Your goal: Reproduce all records verbatim.
— Start of Supplied entries —
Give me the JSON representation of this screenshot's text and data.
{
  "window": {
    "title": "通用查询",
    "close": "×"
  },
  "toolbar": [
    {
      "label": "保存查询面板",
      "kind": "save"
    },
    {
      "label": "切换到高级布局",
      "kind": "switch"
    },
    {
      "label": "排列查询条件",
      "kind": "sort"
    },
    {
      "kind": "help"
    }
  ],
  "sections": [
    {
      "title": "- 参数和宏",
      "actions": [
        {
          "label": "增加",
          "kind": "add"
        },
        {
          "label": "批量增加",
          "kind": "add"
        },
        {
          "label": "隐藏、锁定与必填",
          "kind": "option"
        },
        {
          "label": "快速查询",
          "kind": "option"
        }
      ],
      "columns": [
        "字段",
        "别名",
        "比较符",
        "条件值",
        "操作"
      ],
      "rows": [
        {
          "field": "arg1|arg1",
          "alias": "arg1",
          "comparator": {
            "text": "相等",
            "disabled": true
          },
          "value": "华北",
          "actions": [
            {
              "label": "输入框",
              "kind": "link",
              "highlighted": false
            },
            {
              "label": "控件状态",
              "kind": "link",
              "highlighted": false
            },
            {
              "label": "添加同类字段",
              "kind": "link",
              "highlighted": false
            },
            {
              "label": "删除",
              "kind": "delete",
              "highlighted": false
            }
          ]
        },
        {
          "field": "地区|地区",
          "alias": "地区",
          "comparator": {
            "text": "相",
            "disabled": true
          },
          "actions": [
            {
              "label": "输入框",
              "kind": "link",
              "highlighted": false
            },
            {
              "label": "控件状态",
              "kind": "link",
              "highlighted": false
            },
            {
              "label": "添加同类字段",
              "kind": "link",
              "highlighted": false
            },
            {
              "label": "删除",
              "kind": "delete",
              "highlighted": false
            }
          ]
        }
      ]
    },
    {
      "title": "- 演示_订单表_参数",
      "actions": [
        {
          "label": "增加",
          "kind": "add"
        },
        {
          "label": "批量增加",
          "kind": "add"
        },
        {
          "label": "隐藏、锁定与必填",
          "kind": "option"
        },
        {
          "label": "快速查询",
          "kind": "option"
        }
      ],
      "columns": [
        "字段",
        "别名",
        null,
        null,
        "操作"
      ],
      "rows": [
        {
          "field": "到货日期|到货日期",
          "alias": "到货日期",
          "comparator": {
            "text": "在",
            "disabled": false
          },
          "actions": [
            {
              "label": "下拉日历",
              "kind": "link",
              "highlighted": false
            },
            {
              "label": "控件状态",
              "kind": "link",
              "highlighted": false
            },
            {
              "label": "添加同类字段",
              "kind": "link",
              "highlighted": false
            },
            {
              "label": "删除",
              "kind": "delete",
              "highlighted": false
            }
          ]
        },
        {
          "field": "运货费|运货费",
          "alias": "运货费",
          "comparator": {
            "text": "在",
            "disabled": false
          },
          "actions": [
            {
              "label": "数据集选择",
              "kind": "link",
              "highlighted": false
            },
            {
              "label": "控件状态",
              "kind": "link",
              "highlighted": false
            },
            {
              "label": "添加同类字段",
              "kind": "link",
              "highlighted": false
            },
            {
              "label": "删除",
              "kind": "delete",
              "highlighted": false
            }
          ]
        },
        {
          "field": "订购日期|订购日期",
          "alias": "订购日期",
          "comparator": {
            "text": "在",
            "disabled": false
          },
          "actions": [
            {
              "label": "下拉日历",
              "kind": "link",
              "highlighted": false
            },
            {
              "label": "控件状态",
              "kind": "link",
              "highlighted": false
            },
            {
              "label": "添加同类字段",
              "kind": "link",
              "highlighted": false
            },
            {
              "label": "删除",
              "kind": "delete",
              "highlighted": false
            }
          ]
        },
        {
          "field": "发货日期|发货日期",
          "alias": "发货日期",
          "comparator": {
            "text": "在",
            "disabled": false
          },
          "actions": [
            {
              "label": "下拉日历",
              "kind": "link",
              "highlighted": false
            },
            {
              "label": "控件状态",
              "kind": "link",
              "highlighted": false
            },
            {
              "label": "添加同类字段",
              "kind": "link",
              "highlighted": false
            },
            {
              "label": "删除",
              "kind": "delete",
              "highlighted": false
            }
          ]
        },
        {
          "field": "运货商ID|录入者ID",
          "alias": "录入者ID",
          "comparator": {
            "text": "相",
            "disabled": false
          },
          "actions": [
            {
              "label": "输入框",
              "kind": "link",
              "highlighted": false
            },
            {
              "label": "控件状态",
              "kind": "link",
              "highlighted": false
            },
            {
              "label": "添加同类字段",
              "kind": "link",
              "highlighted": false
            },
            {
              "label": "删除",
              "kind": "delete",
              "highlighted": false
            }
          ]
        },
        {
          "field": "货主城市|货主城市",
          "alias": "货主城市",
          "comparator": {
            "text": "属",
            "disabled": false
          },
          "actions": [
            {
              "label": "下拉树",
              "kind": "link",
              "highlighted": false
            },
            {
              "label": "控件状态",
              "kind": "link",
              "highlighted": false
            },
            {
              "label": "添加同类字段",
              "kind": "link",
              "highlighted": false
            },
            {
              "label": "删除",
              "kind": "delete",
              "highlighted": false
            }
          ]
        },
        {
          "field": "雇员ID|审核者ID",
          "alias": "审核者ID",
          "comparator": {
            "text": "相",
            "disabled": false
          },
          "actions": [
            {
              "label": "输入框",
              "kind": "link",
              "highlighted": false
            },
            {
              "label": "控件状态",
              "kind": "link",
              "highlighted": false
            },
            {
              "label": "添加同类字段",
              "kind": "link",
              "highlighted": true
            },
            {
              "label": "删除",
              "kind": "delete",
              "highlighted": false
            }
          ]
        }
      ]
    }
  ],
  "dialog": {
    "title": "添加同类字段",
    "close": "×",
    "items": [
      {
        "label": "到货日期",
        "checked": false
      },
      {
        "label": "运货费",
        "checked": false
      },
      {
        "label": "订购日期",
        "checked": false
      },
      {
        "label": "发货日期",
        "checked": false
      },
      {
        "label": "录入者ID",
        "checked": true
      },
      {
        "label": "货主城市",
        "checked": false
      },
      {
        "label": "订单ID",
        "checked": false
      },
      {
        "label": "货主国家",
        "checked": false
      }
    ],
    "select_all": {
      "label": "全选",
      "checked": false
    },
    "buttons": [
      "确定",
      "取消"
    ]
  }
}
— End of Supplied entries —
Written response:
Give me the JSON representation of this screenshot's text and data.
{
  "window": {
    "title": "通用查询",
    "close": "×"
  },
  "toolbar": [
    {
      "label": "保存查询面板",
      "kind": "save"
    },
    {
      "label": "切换到高级布局",
      "kind": "switch"
    },
    {
      "label": "排列查询条件",
      "kind": "sort"
    },
    {
      "kind": "help"
    }
  ],
  "sections": [
    {
      "title": "- 参数和宏",
      "actions": [
        {
          "label": "增加",
          "kind": "add"
        },
        {
          "label": "批量增加",
          "kind": "add"
        },
        {
          "label": "隐藏、锁定与必填",
          "kind": "option"
        },
        {
          "label": "快速查询",
          "kind": "option"
        }
      ],
      "columns": [
        "字段",
        "别名",
        "比较符",
        "条件值",
        "操作"
      ],
      "rows": [
        {
          "field": "arg1|arg1",
          "alias": "arg1",
          "comparator": {
            "text": "相等",
            "disabled": true
          },
          "value": "华北",
          "actions": [
            {
              "label": "输入框",
              "kind": "link",
              "highlighted": false
            },
            {
              "label": "控件状态",
              "kind": "link",
              "highlighted": false
            },
            {
              "label": "添加同类字段",
              "kind": "link",
              "highlighted": false
            },
            {
              "label": "删除",
              "kind": "delete",
              "highlighted": false
            }
          ]
        },
        {
          "field": "地区|地区",
          "alias": "地区",
          "comparator": {
            "text": "相",
            "disabled": true
          },
          "actions": [
            {
              "label": "输入框",
              "kind": "link",
              "highlighted": false
            },
            {
              "label": "控件状态",
              "kind": "link",
              "highlighted": false
            },
            {
              "label": "添加同类字段",
              "kind": "link",
              "highlighted": false
            },
            {
              "label": "删除",
              "kind": "delete",
              "highlighted": false
            }
          ]
        }
      ]
    },
    {
      "title": "- 演示_订单表_参数",
      "actions": [
        {
          "label": "增加",
          "kind": "add"
        },
        {
          "label": "批量增加",
          "kind": "add"
        },
        {
          "label": "隐藏、锁定与必填",
          "kind": "option"
        },
        {
          "label": "快速查询",
          "kind": "option"
        }
      ],
      "columns": [
        "字段",
        "别名",
        null,
        null,
        "操作"
      ],
      "rows": [
        {
          "field": "到货日期|到货日期",
          "alias": "到货日期",
          "comparator": {
            "text": "在",
            "disabled": false
          },
          "actions": [
            {
              "label": "下拉日历",
              "kind": "link",
              "highlighted": false
            },
            {
              "label": "控件状态",
              "kind": "link",
              "highlighted": false
            },
            {
              "label": "添加同类字段",
              "kind": "link",
              "highlighted": false
            },
            {
              "label": "删除",
              "kind": "delete",
              "highlighted": false
            }
          ]
        },
        {
          "field": "运货费|运货费",
          "alias": "运货费",
          "comparator": {
            "text": "在",
            "disabled": false
          },
          "actions": [
            {
              "label": "数据集选择",
              "kind": "link",
              "highlighted": false
            },
            {
              "label": "控件状态",
              "kind": "link",
              "highlighted": false
            },
            {
              "label": "添加同类字段",
              "kind": "link",
              "highlighted": false
            },
            {
              "label": "删除",
              "kind": "delete",
              "highlighted": false
            }
          ]
        },
        {
          "field": "订购日期|订购日期",
          "alias": "订购日期",
          "comparator": {
            "text": "在",
            "disabled": false
          },
          "actions": [
            {
              "label": "下拉日历",
              "kind": "link",
              "highlighted": false
            },
            {
              "label": "控件状态",
              "kind": "link",
              "highlighted": false
            },
            {
              "label": "添加同类字段",
              "kind": "link",
              "highlighted": false
            },
            {
              "label": "删除",
              "kind": "delete",
              "highlighted": false
            }
          ]
        },
        {
          "field": "发货日期|发货日期",
          "alias": "发货日期",
          "comparator": {
            "text": "在",
            "disabled": false
          },
          "actions": [
            {
              "label": "下拉日历",
              "kind": "link",
              "highlighted": false
            },
            {
              "label": "控件状态",
              "kind": "link",
              "highlighted": false
            },
            {
              "label": "添加同类字段",
              "kind": "link",
              "highlighted": false
            },
            {
              "label": "删除",
              "kind": "delete",
              "highlighted": false
            }
          ]
        },
        {
          "field": "运货商ID|录入者ID",
          "alias": "录入者ID",
          "comparator": {
            "text": "相",
            "disabled": false
          },
          "actions": [
            {
              "label": "输入框",
              "kind": "link",
              "highlighted": false
            },
            {
              "label": "控件状态",
              "kind": "link",
              "highlighted": false
            },
            {
              "label": "添加同类字段",
              "kind": "link",
              "highlighted": false
            },
            {
              "label": "删除",
              "kind": "delete",
              "highlighted": false
            }
          ]
        },
        {
          "field": "货主城市|货主城市",
          "alias": "货主城市",
          "comparator": {
            "text": "属",
            "disabled": false
          },
          "actions": [
            {
              "label": "下拉树",
              "kind": "link",
              "highlighted": false
            },
            {
              "label": "控件状态",
              "kind": "link",
              "highlighted": false
            },
            {
              "label": "添加同类字段",
              "kind": "link",
              "highlighted": false
            },
            {
              "label": "删除",
              "kind": "delete",
              "highlighted": false
            }
          ]
        },
        {
          "field": "雇员ID|审核者ID",
          "alias": "审核者ID",
          "comparator": {
            "text": "相",
            "disabled": false
          },
          "actions": [
            {
              "label": "输入框",
              "kind": "link",
              "highlighted": false
            },
            {
              "label": "控件状态",
              "kind": "link",
              "highlighted": false
            },
            {
              "label": "添加同类字段",
              "kind": "link",
              "highlighted": true
            },
            {
              "label": "删除",
              "kind": "delete",
              "highlighted": false
            }
          ]
        }
      ]
    }
  ],
  "dialog": {
    "title": "添加同类字段",
    "close": "×",
    "items": [
      {
        "label": "到货日期",
        "checked": false
      },
      {
        "label": "运货费",
        "checked": false
      },
      {
        "label": "订购日期",
        "checked": false
      },
      {
        "label": "发货日期",
        "checked": false
      },
      {
        "label": "录入者ID",
        "checked": true
      },
      {
        "label": "货主城市",
        "checked": false
      },
      {
        "label": "订单ID",
        "checked": false
      },
      {
        "label": "货主国家",
        "checked": false
      }
    ],
    "select_all": {
      "label": "全选",
      "checked": false
    },
    "buttons": [
      "确定",
      "取消"
    ]
  }
}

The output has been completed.